* START Record list *

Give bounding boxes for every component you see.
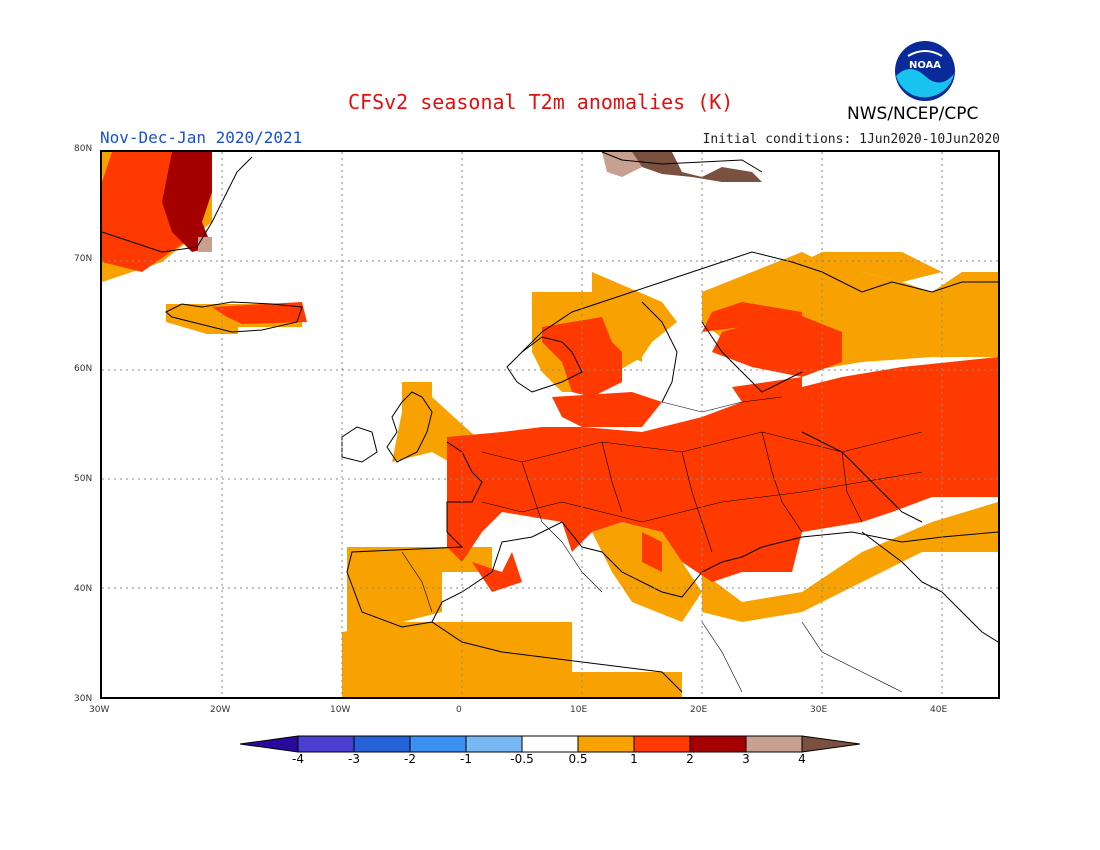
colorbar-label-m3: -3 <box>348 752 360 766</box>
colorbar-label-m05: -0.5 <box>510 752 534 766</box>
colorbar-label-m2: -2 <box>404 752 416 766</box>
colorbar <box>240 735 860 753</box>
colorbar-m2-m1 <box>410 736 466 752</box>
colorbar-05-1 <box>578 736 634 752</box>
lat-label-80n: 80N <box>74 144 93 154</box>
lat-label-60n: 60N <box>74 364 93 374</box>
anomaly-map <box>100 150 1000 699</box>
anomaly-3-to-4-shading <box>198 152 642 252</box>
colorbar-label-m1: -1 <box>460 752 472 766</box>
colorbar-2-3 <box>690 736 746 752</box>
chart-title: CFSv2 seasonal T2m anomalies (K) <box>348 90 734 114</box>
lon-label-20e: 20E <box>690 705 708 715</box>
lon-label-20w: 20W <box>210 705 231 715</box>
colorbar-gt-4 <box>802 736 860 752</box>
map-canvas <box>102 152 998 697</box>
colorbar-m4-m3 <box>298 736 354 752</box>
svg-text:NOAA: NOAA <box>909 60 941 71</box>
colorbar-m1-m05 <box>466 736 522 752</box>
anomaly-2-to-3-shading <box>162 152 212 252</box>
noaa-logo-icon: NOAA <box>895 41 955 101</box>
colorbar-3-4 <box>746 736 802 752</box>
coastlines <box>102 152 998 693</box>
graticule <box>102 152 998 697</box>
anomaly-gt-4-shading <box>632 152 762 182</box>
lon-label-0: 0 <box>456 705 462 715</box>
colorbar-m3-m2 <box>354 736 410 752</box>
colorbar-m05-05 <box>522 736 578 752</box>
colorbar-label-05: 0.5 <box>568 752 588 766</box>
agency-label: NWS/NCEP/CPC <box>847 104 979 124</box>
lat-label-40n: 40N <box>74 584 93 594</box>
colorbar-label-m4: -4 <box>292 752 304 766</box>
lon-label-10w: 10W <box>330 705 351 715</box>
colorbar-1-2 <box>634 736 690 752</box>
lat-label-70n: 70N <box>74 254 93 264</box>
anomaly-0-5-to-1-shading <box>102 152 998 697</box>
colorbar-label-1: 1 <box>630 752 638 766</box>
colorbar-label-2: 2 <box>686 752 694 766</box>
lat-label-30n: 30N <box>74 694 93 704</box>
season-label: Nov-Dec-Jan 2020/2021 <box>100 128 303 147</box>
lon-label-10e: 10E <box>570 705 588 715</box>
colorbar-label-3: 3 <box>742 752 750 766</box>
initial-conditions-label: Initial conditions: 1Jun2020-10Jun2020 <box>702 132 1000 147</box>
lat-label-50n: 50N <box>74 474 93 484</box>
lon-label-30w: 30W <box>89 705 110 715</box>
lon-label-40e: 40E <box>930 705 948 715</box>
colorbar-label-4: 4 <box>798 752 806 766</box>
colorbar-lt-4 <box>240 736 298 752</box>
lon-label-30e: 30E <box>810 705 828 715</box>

* END Record list *
* START Record list *

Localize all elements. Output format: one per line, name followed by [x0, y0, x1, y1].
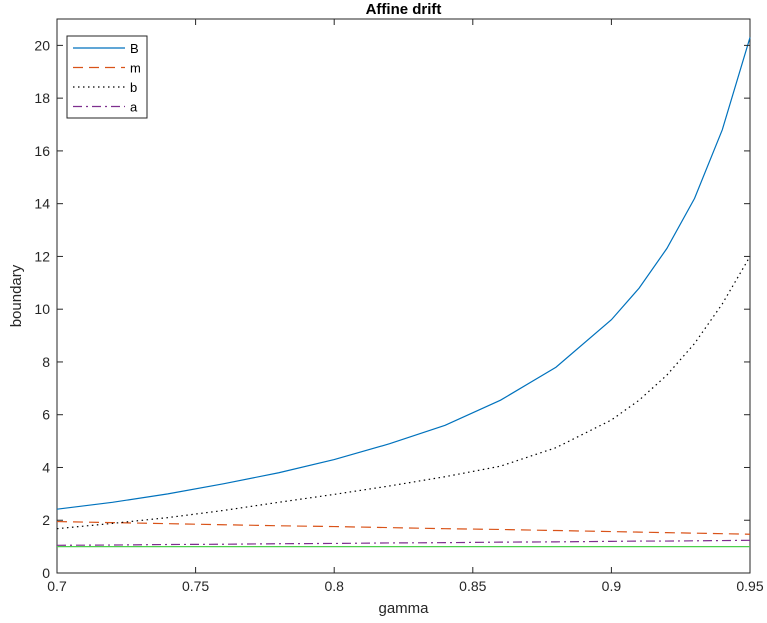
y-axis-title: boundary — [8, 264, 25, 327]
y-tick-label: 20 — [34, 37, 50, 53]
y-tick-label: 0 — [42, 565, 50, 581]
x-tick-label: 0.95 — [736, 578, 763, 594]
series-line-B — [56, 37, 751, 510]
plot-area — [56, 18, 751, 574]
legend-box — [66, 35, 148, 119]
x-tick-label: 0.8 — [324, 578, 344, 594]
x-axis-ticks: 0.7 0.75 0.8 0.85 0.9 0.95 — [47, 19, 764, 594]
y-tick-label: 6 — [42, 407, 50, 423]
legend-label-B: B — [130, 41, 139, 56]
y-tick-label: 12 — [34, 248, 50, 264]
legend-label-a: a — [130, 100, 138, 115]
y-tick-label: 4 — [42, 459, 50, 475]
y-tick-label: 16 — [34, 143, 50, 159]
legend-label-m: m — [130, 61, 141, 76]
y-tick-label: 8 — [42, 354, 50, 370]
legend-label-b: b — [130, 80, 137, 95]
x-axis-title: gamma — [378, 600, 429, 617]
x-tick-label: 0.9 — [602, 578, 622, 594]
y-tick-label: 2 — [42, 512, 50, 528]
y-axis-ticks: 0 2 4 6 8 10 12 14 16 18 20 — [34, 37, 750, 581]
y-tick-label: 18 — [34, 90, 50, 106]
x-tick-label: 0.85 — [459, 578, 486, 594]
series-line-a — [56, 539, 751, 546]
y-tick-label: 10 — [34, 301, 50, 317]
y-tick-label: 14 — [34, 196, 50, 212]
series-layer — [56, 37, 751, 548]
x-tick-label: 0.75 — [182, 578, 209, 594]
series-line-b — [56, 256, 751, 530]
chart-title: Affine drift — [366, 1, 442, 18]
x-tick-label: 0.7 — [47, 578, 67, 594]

* END Record list *
* START Record list *

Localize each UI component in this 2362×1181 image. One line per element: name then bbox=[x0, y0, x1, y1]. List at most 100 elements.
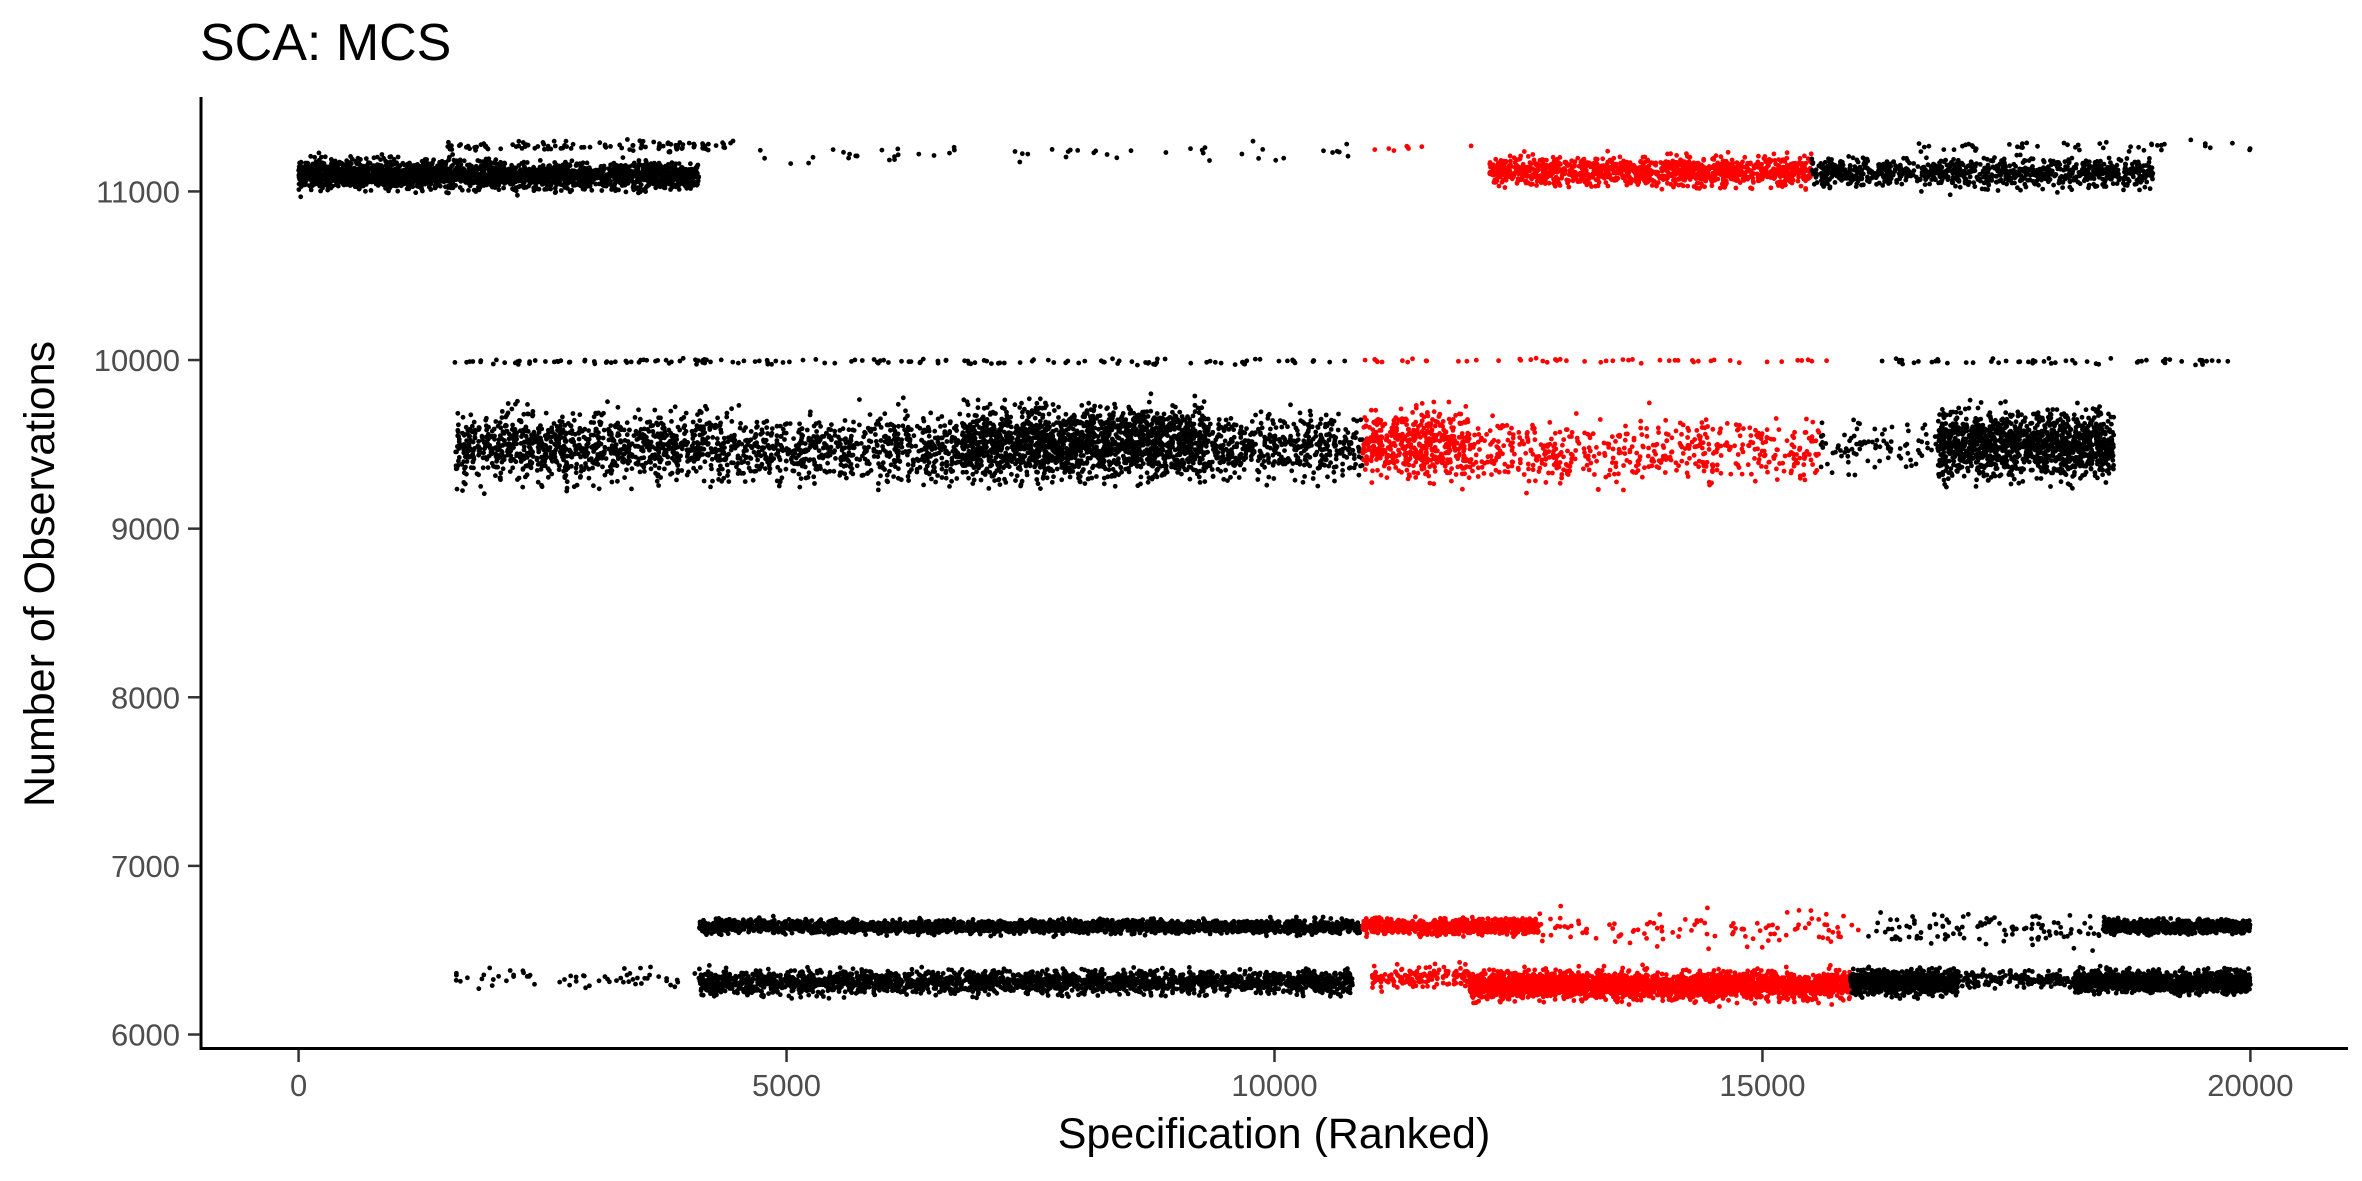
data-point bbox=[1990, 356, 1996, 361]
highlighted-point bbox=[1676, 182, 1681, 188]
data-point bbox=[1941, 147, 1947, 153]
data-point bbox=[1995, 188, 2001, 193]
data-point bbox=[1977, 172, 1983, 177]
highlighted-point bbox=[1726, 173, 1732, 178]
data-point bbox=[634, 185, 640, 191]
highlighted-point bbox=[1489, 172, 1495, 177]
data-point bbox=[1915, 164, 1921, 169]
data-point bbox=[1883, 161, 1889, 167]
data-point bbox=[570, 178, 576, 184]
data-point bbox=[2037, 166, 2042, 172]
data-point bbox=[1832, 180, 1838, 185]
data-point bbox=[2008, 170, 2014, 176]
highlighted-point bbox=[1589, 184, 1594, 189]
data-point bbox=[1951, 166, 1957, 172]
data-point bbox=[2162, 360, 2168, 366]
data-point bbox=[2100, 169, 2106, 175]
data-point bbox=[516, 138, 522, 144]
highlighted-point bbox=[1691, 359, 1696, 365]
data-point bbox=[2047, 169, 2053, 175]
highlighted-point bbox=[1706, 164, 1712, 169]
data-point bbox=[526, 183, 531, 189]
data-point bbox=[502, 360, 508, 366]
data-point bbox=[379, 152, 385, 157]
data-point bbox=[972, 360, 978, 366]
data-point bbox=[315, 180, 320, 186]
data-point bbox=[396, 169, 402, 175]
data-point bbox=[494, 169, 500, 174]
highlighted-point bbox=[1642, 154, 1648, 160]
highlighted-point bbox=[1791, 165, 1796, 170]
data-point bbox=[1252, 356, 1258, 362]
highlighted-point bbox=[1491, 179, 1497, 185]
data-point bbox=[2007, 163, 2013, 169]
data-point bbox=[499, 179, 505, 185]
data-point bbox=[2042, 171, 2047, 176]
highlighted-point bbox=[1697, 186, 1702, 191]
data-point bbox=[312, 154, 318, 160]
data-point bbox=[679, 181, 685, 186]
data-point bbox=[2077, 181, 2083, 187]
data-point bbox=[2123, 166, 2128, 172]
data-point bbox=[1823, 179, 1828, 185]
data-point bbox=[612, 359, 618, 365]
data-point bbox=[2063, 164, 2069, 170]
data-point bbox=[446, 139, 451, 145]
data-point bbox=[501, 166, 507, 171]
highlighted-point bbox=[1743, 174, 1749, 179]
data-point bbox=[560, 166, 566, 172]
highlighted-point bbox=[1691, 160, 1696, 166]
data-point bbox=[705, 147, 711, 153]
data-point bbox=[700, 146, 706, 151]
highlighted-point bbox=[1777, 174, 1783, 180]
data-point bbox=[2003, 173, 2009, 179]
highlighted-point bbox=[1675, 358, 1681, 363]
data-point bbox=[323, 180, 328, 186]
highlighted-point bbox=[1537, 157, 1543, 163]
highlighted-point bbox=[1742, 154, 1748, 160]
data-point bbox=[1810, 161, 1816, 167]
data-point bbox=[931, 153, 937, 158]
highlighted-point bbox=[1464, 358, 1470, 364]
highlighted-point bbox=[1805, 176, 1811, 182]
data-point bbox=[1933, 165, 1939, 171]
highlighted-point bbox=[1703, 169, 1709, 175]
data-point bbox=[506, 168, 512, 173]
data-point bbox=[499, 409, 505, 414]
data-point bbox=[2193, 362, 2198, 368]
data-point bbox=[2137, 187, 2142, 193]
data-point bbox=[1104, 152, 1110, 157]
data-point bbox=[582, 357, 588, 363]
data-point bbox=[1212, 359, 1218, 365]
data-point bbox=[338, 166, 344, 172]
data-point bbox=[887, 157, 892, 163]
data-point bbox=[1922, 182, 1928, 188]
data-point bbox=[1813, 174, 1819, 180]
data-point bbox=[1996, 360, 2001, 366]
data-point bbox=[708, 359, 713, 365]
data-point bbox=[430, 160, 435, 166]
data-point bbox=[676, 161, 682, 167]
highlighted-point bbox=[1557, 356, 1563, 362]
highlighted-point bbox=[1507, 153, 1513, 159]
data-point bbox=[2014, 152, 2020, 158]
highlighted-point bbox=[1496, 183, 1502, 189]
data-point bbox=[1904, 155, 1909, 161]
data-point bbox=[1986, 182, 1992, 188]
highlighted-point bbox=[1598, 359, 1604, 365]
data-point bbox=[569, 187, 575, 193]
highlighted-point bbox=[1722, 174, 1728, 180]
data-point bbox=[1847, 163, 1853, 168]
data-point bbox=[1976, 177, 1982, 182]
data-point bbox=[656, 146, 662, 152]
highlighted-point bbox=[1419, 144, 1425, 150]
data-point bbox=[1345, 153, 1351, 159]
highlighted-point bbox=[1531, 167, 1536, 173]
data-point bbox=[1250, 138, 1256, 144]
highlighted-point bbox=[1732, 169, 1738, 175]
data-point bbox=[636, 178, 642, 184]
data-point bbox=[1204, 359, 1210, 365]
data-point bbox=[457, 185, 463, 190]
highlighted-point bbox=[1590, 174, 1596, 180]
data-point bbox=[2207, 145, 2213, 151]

* END Record list *

__Problem description__
Could you repeat, word for word, the lines of the records from the one containing "colorbar-label-m3: -3 <box>348" through the one containing "lon-label-10w: 10W <box>330 705 351 715</box>", with both of those lines included?

__Result below__
colorbar-label-m3: -3 <box>348 752 360 766</box>
colorbar-label-m05: -0.5 <box>510 752 534 766</box>
colorbar-label-m2: -2 <box>404 752 416 766</box>
colorbar <box>240 735 860 753</box>
colorbar-m2-m1 <box>410 736 466 752</box>
colorbar-05-1 <box>578 736 634 752</box>
lat-label-80n: 80N <box>74 144 93 154</box>
lat-label-60n: 60N <box>74 364 93 374</box>
anomaly-map <box>100 150 1000 699</box>
anomaly-3-to-4-shading <box>198 152 642 252</box>
colorbar-label-m1: -1 <box>460 752 472 766</box>
colorbar-2-3 <box>690 736 746 752</box>
chart-title: CFSv2 seasonal T2m anomalies (K) <box>348 90 734 114</box>
lon-label-20e: 20E <box>690 705 708 715</box>
lon-label-20w: 20W <box>210 705 231 715</box>
colorbar-gt-4 <box>802 736 860 752</box>
map-canvas <box>102 152 998 697</box>
colorbar-m4-m3 <box>298 736 354 752</box>
svg-text:NOAA: NOAA <box>909 60 941 71</box>
colorbar-m1-m05 <box>466 736 522 752</box>
anomaly-2-to-3-shading <box>162 152 212 252</box>
noaa-logo-icon: NOAA <box>895 41 955 101</box>
colorbar-3-4 <box>746 736 802 752</box>
coastlines <box>102 152 998 693</box>
graticule <box>102 152 998 697</box>
anomaly-gt-4-shading <box>632 152 762 182</box>
lon-label-0: 0 <box>456 705 462 715</box>
colorbar-m3-m2 <box>354 736 410 752</box>
colorbar-m05-05 <box>522 736 578 752</box>
colorbar-label-05: 0.5 <box>568 752 588 766</box>
agency-label: NWS/NCEP/CPC <box>847 104 979 124</box>
lat-label-40n: 40N <box>74 584 93 594</box>
colorbar-label-m4: -4 <box>292 752 304 766</box>
lon-label-10w: 10W <box>330 705 351 715</box>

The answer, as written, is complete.